#### Given instruction
Extract the listing in its entirety, keeping each line identical to the original.

#### Given data

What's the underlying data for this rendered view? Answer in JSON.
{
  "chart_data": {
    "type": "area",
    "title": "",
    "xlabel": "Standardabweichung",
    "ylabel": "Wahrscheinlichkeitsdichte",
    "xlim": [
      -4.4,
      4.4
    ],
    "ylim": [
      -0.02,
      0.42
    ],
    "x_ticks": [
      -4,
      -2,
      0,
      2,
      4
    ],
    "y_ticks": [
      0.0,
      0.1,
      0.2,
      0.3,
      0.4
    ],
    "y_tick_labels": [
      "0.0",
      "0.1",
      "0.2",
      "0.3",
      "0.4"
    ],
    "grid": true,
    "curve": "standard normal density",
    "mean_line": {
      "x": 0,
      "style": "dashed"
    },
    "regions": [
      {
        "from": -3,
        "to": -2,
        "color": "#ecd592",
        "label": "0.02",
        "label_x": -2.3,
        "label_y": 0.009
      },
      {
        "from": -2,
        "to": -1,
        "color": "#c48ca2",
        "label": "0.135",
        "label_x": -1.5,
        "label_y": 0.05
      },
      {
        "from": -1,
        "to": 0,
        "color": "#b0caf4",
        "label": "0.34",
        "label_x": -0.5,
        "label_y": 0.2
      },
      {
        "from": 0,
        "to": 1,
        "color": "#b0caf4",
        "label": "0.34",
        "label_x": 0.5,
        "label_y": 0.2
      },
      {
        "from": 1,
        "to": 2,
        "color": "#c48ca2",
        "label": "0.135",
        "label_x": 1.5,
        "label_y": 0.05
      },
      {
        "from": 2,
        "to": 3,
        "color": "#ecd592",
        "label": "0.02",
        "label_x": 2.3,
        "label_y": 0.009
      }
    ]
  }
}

#### Answer to this task
What's the underlying data for this rendered view? Answer in JSON.
{
  "chart_data": {
    "type": "area",
    "title": "",
    "xlabel": "Standardabweichung",
    "ylabel": "Wahrscheinlichkeitsdichte",
    "xlim": [
      -4.4,
      4.4
    ],
    "ylim": [
      -0.02,
      0.42
    ],
    "x_ticks": [
      -4,
      -2,
      0,
      2,
      4
    ],
    "y_ticks": [
      0.0,
      0.1,
      0.2,
      0.3,
      0.4
    ],
    "y_tick_labels": [
      "0.0",
      "0.1",
      "0.2",
      "0.3",
      "0.4"
    ],
    "grid": true,
    "curve": "standard normal density",
    "mean_line": {
      "x": 0,
      "style": "dashed"
    },
    "regions": [
      {
        "from": -3,
        "to": -2,
        "color": "#ecd592",
        "label": "0.02",
        "label_x": -2.3,
        "label_y": 0.009
      },
      {
        "from": -2,
        "to": -1,
        "color": "#c48ca2",
        "label": "0.135",
        "label_x": -1.5,
        "label_y": 0.05
      },
      {
        "from": -1,
        "to": 0,
        "color": "#b0caf4",
        "label": "0.34",
        "label_x": -0.5,
        "label_y": 0.2
      },
      {
        "from": 0,
        "to": 1,
        "color": "#b0caf4",
        "label": "0.34",
        "label_x": 0.5,
        "label_y": 0.2
      },
      {
        "from": 1,
        "to": 2,
        "color": "#c48ca2",
        "label": "0.135",
        "label_x": 1.5,
        "label_y": 0.05
      },
      {
        "from": 2,
        "to": 3,
        "color": "#ecd592",
        "label": "0.02",
        "label_x": 2.3,
        "label_y": 0.009
      }
    ]
  }
}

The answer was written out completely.